- **Dataset entries on figures**
%%

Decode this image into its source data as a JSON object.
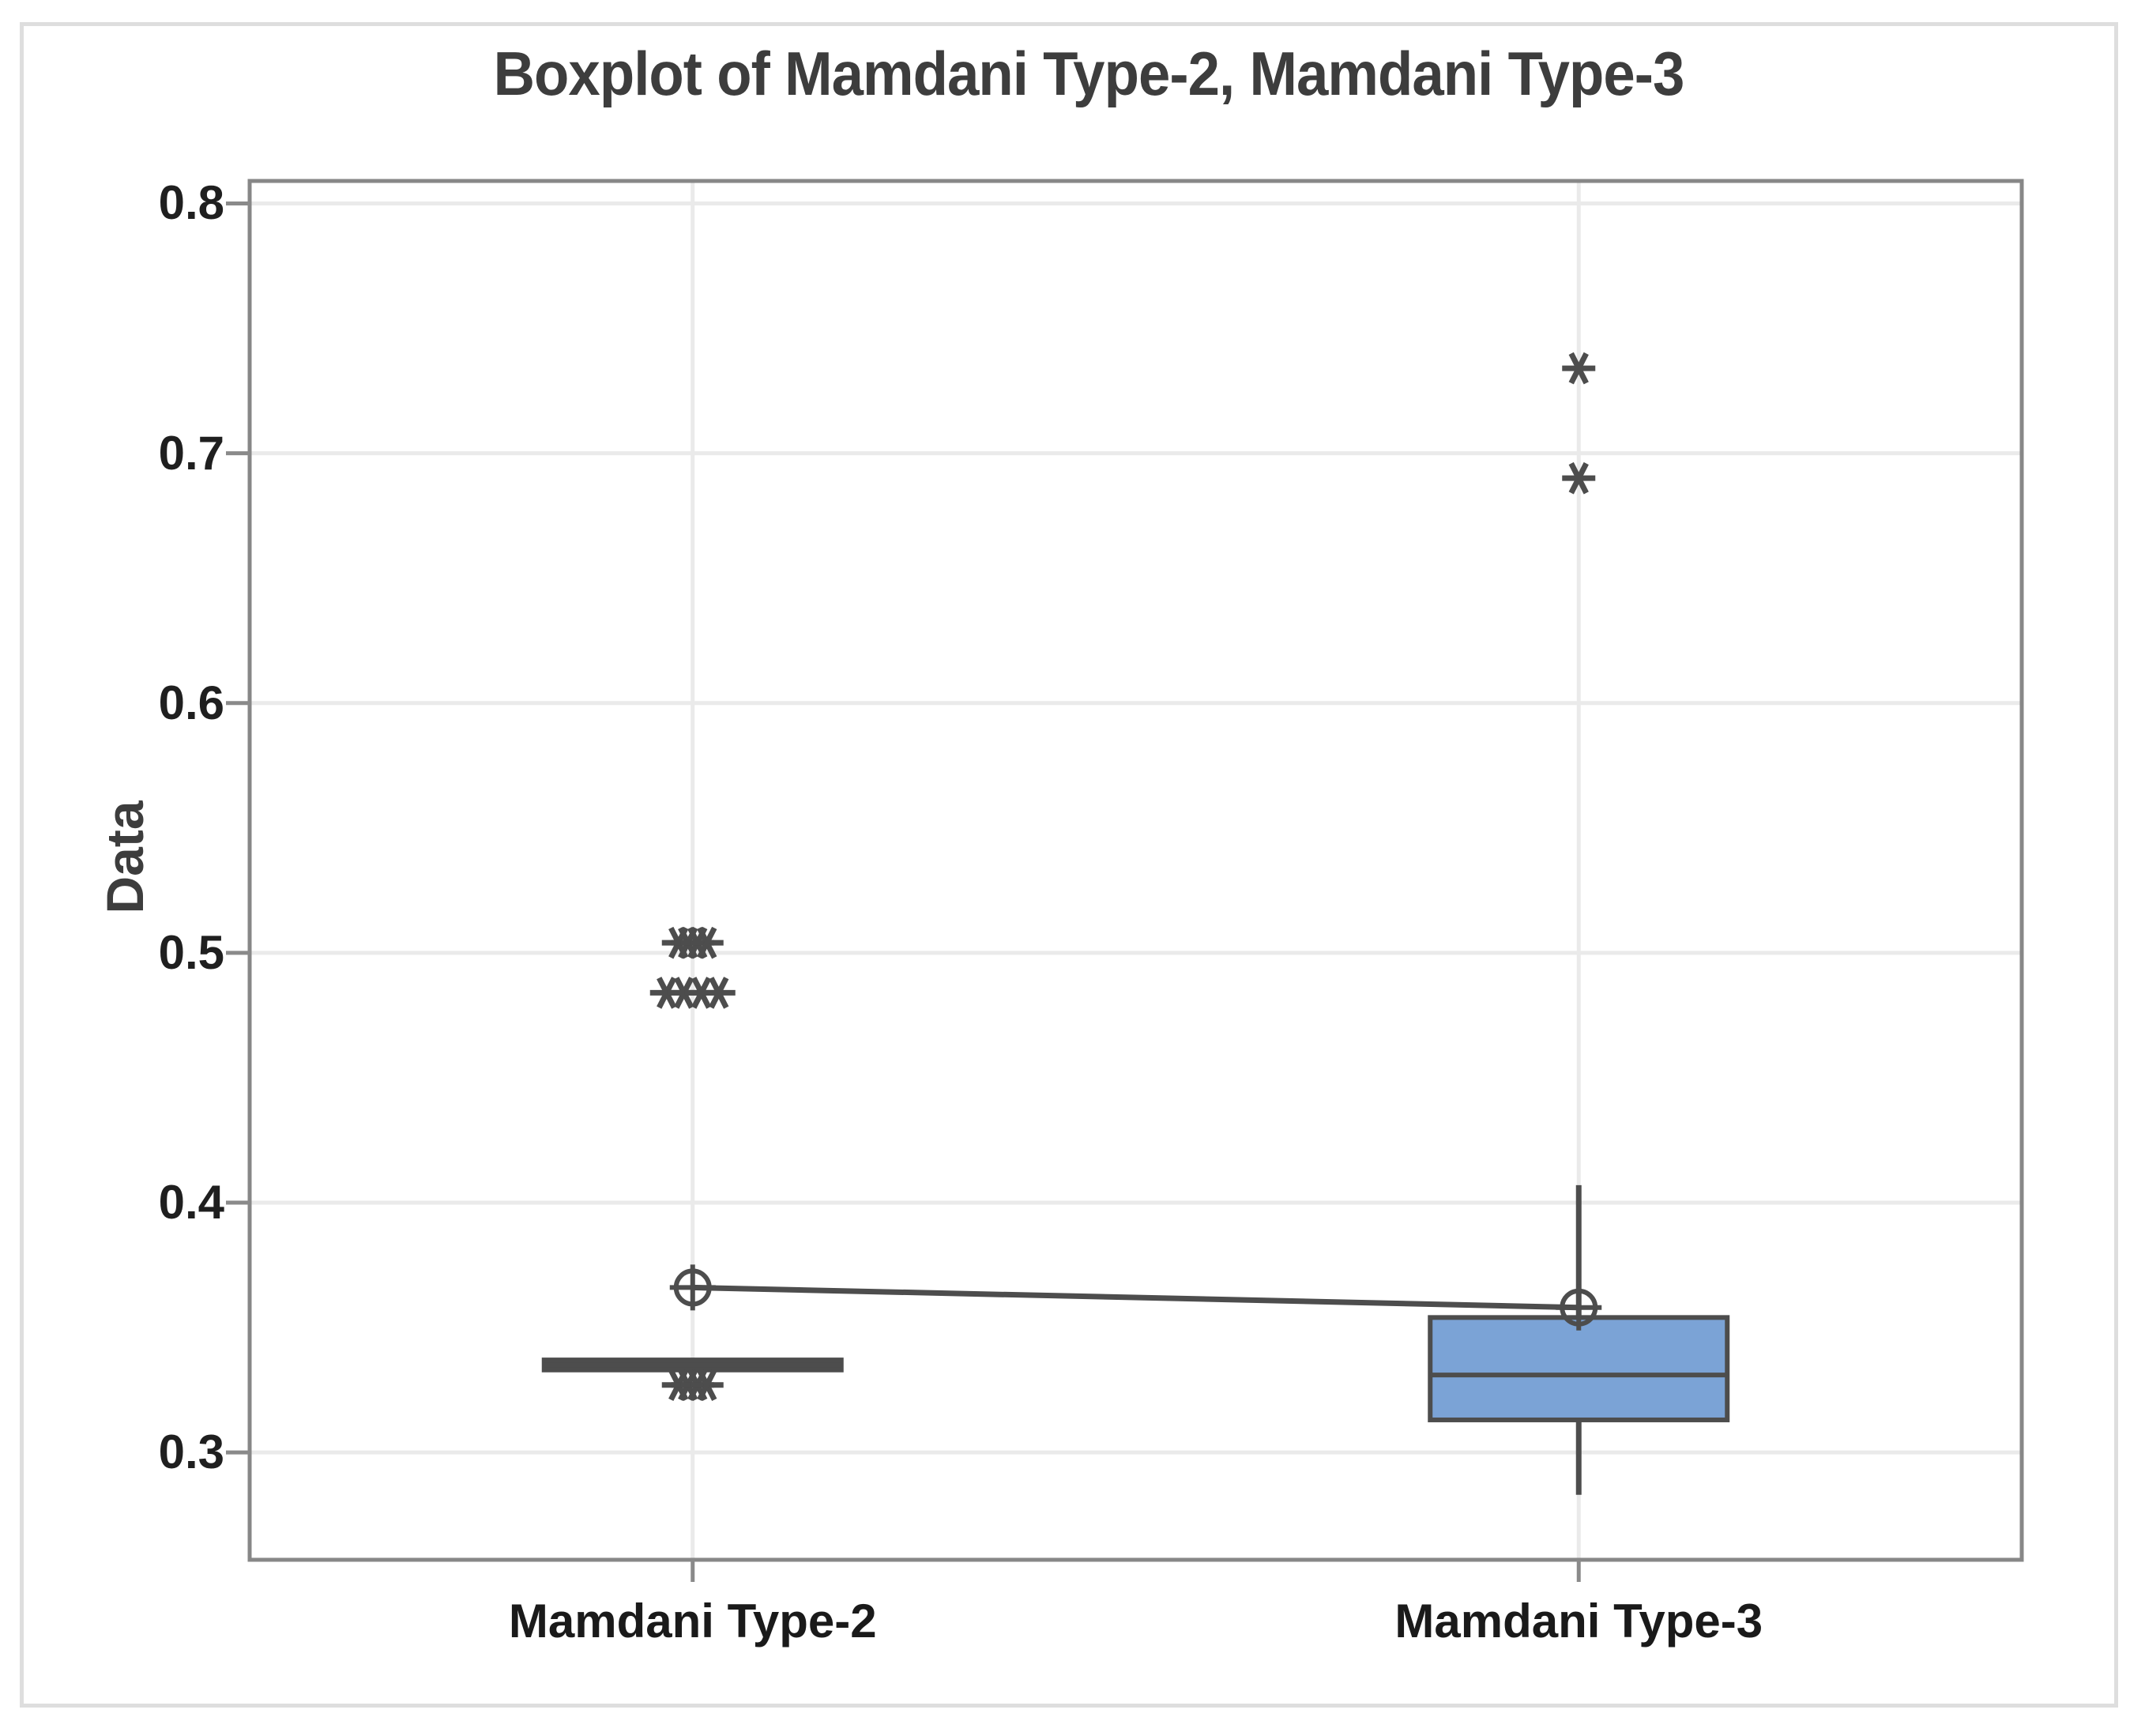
{
  "figure": {
    "title": "Boxplot of Mamdani Type-2, Mamdani Type-3",
    "background": "#ffffff",
    "frame_color": "#dedede"
  },
  "chart_data": {
    "type": "boxplot",
    "title": "Boxplot of Mamdani Type-2, Mamdani Type-3",
    "xlabel": "",
    "ylabel": "Data",
    "categories": [
      "Mamdani Type-2",
      "Mamdani Type-3"
    ],
    "yticks": [
      {
        "value": 0.3,
        "label": "0.3"
      },
      {
        "value": 0.4,
        "label": "0.4"
      },
      {
        "value": 0.5,
        "label": "0.5"
      },
      {
        "value": 0.6,
        "label": "0.6"
      },
      {
        "value": 0.7,
        "label": "0.7"
      },
      {
        "value": 0.8,
        "label": "0.8"
      }
    ],
    "ylim": [
      0.257,
      0.809
    ],
    "grid": {
      "horizontal": true,
      "vertical_at_categories": true
    },
    "mean_connect_line": true,
    "marker_styles": {
      "mean": "circle-plus",
      "outlier": "asterisk"
    },
    "series": [
      {
        "name": "Mamdani Type-2",
        "q1": 0.333,
        "median": 0.335,
        "q3": 0.337,
        "whisker_low": 0.333,
        "whisker_high": 0.337,
        "mean": 0.366,
        "collapsed_box": true,
        "outliers": [
          {
            "value": 0.504,
            "x_offsets": [
              -18,
              -6,
              6,
              18
            ]
          },
          {
            "value": 0.484,
            "x_offsets": [
              -33,
              -11,
              11,
              33
            ]
          },
          {
            "value": 0.327,
            "x_offsets": [
              -18,
              -6,
              6,
              18
            ]
          }
        ]
      },
      {
        "name": "Mamdani Type-3",
        "q1": 0.313,
        "median": 0.331,
        "q3": 0.354,
        "whisker_low": 0.283,
        "whisker_high": 0.407,
        "mean": 0.358,
        "collapsed_box": false,
        "outliers": [
          {
            "value": 0.734,
            "x_offsets": [
              0
            ]
          },
          {
            "value": 0.69,
            "x_offsets": [
              0
            ]
          }
        ]
      }
    ],
    "colors": {
      "box_fill": "#7ba3d6",
      "line": "#4d4d4d",
      "grid": "#eaeaea",
      "axis_border": "#878787",
      "tick": "#8a8a8a",
      "tick_text": "#1f1f1f",
      "title_text": "#3d3d3d"
    }
  }
}
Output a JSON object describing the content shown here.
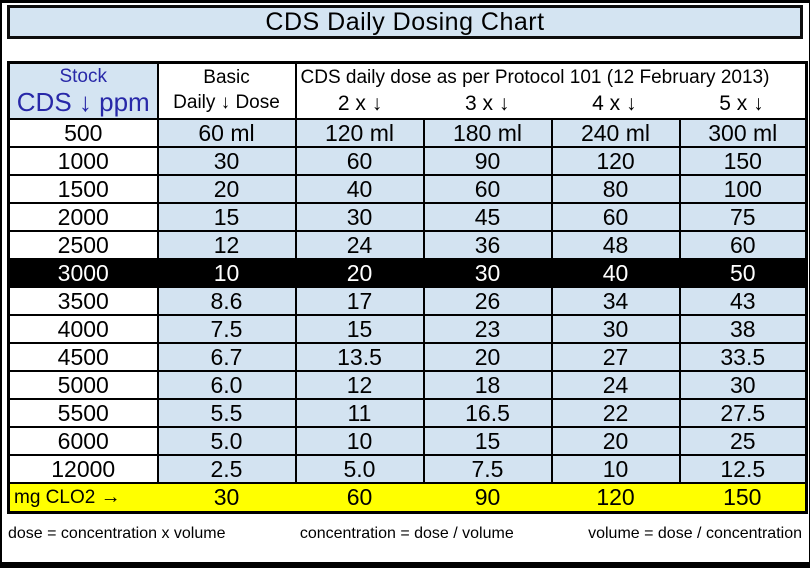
{
  "colors": {
    "banner_fill": "#d4e4f2",
    "cell_fill": "#d3e3f1",
    "header_blue_text": "#2828a8",
    "highlight_row_bg": "#000000",
    "highlight_row_text": "#ffffff",
    "summary_row_bg": "#ffff00",
    "border": "#000000"
  },
  "chart_data": {
    "type": "table",
    "title": "CDS Daily Dosing Chart",
    "column_groups": {
      "stock_top": "Stock",
      "stock_bottom": "CDS ↓ ppm",
      "basic_top": "Basic",
      "basic_bottom": "Daily ↓ Dose",
      "protocol_note": "CDS daily dose as per Protocol 101 (12 February 2013)",
      "multipliers": [
        "2 x ↓",
        "3 x ↓",
        "4 x ↓",
        "5 x ↓"
      ]
    },
    "rows": [
      {
        "stock": "500",
        "cells": [
          "60 ml",
          "120 ml",
          "180 ml",
          "240 ml",
          "300 ml"
        ],
        "highlight": null
      },
      {
        "stock": "1000",
        "cells": [
          "30",
          "60",
          "90",
          "120",
          "150"
        ],
        "highlight": null
      },
      {
        "stock": "1500",
        "cells": [
          "20",
          "40",
          "60",
          "80",
          "100"
        ],
        "highlight": null
      },
      {
        "stock": "2000",
        "cells": [
          "15",
          "30",
          "45",
          "60",
          "75"
        ],
        "highlight": null
      },
      {
        "stock": "2500",
        "cells": [
          "12",
          "24",
          "36",
          "48",
          "60"
        ],
        "highlight": null
      },
      {
        "stock": "3000",
        "cells": [
          "10",
          "20",
          "30",
          "40",
          "50"
        ],
        "highlight": "black"
      },
      {
        "stock": "3500",
        "cells": [
          "8.6",
          "17",
          "26",
          "34",
          "43"
        ],
        "highlight": null
      },
      {
        "stock": "4000",
        "cells": [
          "7.5",
          "15",
          "23",
          "30",
          "38"
        ],
        "highlight": null
      },
      {
        "stock": "4500",
        "cells": [
          "6.7",
          "13.5",
          "20",
          "27",
          "33.5"
        ],
        "highlight": null
      },
      {
        "stock": "5000",
        "cells": [
          "6.0",
          "12",
          "18",
          "24",
          "30"
        ],
        "highlight": null
      },
      {
        "stock": "5500",
        "cells": [
          "5.5",
          "11",
          "16.5",
          "22",
          "27.5"
        ],
        "highlight": null
      },
      {
        "stock": "6000",
        "cells": [
          "5.0",
          "10",
          "15",
          "20",
          "25"
        ],
        "highlight": null
      },
      {
        "stock": "12000",
        "cells": [
          "2.5",
          "5.0",
          "7.5",
          "10",
          "12.5"
        ],
        "highlight": null
      }
    ],
    "summary_row": {
      "label": "mg  CLO2",
      "arrow": "→",
      "cells": [
        "30",
        "60",
        "90",
        "120",
        "150"
      ]
    },
    "formulas": [
      "dose = concentration x volume",
      "concentration = dose / volume",
      "volume = dose / concentration"
    ]
  }
}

%%

Return from the data every line that holds "JSON".

Decode this image into its source data as a JSON object.
Output a JSON object describing the content shown here.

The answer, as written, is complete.